— start Material supplied —

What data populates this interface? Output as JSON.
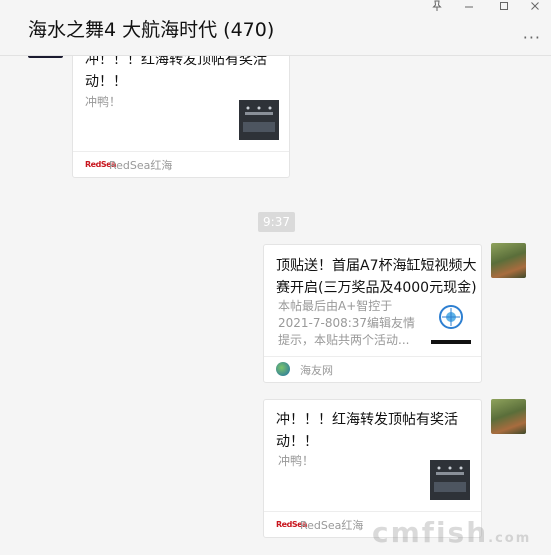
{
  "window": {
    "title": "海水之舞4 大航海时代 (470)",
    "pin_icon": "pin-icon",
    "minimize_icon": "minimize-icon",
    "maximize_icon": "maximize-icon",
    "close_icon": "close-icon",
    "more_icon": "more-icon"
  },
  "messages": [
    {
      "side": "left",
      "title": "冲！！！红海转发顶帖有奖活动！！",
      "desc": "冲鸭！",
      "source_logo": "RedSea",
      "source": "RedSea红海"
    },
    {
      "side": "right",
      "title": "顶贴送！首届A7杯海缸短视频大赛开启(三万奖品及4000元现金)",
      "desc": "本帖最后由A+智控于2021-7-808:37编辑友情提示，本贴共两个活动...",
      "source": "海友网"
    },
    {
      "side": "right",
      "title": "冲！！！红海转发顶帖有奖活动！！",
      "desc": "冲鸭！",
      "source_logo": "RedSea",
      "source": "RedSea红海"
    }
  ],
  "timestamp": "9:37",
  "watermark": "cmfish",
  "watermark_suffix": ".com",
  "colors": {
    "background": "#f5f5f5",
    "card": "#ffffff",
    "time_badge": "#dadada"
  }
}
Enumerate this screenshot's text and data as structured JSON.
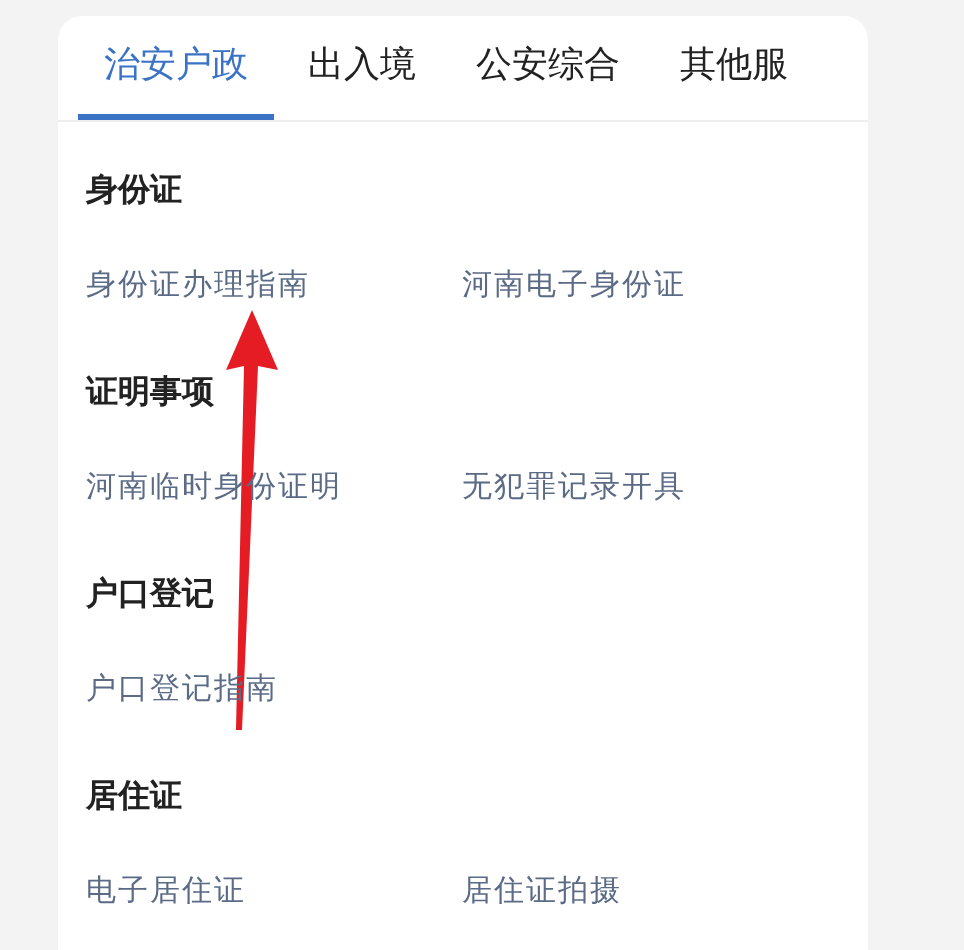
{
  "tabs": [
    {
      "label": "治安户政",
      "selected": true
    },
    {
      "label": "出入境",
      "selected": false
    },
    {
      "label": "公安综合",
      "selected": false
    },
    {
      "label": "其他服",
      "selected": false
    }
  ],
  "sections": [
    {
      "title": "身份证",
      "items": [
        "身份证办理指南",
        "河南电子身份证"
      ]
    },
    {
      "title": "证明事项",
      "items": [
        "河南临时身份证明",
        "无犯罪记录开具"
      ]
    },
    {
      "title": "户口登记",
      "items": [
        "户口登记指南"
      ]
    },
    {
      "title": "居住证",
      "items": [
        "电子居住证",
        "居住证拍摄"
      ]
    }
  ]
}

— end Material supplied —

**The task:** Without the pictures, retype exactly the lines from the one that holds "Enumerate this screenshot's" to the last line of the data above, both of them included.

**Answer in full:**
Enumerate this screenshot's text and data as structured JSON.
{
  "tabs": [
    {
      "label": "治安户政",
      "selected": true
    },
    {
      "label": "出入境",
      "selected": false
    },
    {
      "label": "公安综合",
      "selected": false
    },
    {
      "label": "其他服",
      "selected": false
    }
  ],
  "sections": [
    {
      "title": "身份证",
      "items": [
        "身份证办理指南",
        "河南电子身份证"
      ]
    },
    {
      "title": "证明事项",
      "items": [
        "河南临时身份证明",
        "无犯罪记录开具"
      ]
    },
    {
      "title": "户口登记",
      "items": [
        "户口登记指南"
      ]
    },
    {
      "title": "居住证",
      "items": [
        "电子居住证",
        "居住证拍摄"
      ]
    }
  ]
}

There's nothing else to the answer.